Challenge -
Go through the entries and say how many lines contain the string "Gallic". The number is the whole answer.

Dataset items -
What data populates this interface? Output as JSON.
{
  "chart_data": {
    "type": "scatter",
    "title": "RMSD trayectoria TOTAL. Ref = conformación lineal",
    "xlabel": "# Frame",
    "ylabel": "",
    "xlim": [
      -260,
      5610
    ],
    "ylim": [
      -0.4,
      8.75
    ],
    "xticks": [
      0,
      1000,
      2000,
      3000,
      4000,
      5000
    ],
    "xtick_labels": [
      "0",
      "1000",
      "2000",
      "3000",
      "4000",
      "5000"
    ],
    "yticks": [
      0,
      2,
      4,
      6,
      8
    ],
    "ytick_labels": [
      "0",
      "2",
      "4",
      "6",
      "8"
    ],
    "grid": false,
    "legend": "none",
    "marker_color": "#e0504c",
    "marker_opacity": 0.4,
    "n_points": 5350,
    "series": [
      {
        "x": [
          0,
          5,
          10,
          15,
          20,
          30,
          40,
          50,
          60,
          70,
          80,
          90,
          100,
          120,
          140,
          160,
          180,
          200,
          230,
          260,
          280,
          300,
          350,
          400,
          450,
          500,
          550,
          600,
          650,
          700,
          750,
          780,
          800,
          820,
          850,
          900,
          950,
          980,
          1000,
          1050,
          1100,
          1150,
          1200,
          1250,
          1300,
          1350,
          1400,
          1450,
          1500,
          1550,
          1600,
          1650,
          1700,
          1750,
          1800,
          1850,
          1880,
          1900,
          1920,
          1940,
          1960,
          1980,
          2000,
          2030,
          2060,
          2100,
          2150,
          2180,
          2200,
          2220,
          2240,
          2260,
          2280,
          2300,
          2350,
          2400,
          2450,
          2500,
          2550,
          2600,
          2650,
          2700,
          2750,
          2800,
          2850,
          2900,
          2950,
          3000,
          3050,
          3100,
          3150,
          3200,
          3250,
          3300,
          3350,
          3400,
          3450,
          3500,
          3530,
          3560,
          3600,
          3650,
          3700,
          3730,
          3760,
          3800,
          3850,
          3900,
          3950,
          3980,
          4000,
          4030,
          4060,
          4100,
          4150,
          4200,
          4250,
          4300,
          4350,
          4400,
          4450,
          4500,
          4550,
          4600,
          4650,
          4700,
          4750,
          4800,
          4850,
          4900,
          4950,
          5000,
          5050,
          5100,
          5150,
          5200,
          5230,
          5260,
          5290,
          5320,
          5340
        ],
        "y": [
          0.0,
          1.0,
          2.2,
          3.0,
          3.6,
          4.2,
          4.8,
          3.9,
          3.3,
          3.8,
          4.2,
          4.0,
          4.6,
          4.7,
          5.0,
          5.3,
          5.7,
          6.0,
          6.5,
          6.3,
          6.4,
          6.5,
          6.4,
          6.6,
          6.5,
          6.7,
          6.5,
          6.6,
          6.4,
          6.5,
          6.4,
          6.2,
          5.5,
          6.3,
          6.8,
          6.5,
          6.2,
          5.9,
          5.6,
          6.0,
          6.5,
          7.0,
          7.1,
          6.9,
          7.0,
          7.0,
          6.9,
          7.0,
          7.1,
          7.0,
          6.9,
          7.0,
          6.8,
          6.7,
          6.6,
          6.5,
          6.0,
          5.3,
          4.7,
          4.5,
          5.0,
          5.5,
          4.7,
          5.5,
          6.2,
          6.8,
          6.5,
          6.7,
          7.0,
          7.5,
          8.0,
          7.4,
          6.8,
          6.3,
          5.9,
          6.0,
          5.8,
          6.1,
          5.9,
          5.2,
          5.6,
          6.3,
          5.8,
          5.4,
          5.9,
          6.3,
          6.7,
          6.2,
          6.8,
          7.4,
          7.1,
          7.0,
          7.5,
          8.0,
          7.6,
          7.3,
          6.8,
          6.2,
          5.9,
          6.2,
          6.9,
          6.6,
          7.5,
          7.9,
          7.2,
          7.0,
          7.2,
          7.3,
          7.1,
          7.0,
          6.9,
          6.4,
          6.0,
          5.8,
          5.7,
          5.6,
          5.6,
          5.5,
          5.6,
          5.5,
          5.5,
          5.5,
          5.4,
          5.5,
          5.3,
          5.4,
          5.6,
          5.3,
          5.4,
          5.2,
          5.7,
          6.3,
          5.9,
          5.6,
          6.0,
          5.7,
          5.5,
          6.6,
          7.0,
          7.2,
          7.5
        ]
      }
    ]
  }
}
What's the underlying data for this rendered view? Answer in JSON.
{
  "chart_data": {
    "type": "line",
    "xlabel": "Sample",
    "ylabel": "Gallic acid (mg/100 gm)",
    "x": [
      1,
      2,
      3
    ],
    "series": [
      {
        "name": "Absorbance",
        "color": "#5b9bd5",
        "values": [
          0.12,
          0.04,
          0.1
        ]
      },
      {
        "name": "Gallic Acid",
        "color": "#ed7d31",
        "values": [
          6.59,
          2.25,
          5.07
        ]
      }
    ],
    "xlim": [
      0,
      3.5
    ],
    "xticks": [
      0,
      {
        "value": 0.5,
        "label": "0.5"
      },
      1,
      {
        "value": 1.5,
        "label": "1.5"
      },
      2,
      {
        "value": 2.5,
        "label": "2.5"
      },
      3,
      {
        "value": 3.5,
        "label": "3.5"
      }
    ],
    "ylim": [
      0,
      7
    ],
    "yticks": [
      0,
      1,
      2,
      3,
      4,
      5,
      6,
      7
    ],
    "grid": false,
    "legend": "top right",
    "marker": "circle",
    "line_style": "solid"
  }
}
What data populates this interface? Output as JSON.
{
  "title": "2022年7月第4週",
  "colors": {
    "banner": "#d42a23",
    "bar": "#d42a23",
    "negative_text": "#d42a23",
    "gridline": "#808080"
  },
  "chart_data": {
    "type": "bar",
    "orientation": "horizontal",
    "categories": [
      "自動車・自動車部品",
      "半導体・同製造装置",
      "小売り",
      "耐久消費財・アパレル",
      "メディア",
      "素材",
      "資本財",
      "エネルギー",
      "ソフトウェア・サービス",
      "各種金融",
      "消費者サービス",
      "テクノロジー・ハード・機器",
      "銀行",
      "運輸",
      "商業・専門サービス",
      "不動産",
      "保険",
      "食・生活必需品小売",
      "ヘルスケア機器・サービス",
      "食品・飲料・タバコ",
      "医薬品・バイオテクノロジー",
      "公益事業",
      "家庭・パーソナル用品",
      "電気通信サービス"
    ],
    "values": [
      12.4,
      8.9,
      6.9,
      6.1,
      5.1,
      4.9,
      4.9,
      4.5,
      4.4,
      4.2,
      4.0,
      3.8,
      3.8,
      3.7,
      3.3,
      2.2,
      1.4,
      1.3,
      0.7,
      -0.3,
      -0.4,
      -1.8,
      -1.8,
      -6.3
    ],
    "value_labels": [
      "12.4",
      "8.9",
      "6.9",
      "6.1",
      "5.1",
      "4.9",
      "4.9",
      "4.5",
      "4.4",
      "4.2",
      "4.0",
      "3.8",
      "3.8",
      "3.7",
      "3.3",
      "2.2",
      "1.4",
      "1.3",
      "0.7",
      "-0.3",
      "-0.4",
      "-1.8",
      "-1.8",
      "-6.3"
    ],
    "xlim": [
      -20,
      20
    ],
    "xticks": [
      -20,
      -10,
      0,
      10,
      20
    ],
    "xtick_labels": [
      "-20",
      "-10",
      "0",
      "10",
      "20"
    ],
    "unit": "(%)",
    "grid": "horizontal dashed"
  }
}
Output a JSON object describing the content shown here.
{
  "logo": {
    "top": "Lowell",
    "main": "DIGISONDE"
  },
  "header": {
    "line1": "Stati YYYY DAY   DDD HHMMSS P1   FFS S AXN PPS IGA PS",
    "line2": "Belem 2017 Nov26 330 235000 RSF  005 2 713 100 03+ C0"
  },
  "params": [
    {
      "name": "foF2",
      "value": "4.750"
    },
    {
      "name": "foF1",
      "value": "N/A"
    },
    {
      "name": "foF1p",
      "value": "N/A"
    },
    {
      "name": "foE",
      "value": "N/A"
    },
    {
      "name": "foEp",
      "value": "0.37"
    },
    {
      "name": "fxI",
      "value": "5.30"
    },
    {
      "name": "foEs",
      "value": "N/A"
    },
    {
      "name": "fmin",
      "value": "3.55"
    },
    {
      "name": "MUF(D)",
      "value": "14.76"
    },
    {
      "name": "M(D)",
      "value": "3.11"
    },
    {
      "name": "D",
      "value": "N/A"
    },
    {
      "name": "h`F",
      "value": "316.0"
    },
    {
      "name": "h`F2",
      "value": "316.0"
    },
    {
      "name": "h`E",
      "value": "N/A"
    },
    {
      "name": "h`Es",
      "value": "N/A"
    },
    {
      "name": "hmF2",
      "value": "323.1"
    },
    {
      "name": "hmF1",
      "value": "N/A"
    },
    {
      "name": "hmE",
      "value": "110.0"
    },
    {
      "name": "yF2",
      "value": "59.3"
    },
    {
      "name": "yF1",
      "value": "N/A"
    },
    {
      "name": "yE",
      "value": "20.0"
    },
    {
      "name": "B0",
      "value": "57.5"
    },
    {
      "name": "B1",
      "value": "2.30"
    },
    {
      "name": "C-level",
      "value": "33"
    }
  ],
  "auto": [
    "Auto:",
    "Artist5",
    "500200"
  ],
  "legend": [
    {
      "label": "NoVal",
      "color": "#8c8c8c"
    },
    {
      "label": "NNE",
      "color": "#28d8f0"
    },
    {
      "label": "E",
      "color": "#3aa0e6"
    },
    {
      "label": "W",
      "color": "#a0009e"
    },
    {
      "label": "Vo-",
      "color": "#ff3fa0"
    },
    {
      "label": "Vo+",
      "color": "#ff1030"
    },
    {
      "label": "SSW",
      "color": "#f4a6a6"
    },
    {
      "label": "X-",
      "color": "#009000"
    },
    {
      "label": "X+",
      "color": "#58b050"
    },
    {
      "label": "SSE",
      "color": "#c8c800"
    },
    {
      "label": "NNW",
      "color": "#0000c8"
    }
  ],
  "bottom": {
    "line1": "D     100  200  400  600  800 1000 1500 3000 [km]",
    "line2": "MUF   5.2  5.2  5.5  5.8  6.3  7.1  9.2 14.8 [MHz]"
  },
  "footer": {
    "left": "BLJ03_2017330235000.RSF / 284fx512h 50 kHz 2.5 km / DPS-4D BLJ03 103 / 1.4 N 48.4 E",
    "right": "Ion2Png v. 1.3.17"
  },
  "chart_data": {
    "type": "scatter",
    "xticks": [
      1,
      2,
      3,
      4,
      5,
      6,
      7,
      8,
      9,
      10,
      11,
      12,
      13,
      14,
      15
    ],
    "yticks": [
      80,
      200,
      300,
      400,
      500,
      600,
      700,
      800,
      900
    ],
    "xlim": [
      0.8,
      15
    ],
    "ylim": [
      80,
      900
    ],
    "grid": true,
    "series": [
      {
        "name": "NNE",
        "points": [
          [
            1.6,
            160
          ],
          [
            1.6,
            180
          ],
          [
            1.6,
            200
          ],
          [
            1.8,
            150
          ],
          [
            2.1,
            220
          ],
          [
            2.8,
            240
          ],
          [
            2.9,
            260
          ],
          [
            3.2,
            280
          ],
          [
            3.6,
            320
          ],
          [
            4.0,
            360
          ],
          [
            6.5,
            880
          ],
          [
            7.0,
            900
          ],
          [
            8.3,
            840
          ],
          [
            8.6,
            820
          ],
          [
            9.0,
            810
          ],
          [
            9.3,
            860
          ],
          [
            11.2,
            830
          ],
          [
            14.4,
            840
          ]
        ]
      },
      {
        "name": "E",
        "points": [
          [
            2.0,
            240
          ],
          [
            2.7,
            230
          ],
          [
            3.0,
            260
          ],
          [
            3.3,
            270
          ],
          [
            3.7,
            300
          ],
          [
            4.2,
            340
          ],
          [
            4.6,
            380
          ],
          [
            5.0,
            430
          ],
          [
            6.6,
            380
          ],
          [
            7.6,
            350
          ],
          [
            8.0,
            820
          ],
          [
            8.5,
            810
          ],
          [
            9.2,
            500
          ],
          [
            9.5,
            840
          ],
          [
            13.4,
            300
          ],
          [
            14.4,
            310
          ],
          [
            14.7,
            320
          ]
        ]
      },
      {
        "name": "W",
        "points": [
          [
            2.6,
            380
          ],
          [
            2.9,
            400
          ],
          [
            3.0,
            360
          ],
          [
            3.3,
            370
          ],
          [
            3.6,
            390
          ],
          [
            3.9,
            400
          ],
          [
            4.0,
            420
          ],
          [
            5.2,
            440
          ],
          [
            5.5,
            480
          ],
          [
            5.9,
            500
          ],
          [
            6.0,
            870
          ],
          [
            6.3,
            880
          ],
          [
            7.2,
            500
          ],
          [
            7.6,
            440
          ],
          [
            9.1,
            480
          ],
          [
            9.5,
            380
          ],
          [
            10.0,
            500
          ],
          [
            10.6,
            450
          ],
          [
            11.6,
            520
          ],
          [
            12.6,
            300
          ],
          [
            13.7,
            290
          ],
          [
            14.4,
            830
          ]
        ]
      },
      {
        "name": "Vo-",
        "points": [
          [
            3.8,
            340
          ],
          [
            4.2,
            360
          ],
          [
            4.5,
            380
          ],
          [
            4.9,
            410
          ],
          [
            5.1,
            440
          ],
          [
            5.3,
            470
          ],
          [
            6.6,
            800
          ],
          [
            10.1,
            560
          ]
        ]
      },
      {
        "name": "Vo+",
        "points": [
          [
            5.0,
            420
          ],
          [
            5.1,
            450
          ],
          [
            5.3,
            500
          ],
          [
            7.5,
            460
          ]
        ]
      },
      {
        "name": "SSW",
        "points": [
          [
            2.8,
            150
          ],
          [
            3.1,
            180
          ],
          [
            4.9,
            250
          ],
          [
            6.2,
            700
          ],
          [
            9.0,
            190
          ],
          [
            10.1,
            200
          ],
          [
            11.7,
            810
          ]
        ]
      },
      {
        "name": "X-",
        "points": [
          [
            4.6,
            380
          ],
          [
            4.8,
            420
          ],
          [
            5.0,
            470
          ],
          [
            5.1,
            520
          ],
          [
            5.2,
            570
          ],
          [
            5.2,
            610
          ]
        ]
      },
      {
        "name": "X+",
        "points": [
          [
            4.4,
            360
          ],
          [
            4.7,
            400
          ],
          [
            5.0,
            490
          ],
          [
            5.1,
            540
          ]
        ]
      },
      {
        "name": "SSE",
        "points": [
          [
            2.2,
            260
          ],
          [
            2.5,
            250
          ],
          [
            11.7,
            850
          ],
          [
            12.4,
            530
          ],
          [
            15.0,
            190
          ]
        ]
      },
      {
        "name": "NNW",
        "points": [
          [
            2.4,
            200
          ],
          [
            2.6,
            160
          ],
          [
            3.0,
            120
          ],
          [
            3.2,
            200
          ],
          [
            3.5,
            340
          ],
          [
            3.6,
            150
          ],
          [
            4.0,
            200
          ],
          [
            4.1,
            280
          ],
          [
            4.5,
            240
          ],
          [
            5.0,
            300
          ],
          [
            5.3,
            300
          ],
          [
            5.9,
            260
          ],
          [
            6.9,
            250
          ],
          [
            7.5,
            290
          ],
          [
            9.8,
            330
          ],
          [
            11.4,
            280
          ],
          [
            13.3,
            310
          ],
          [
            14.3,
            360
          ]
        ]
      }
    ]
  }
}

Written answer -
2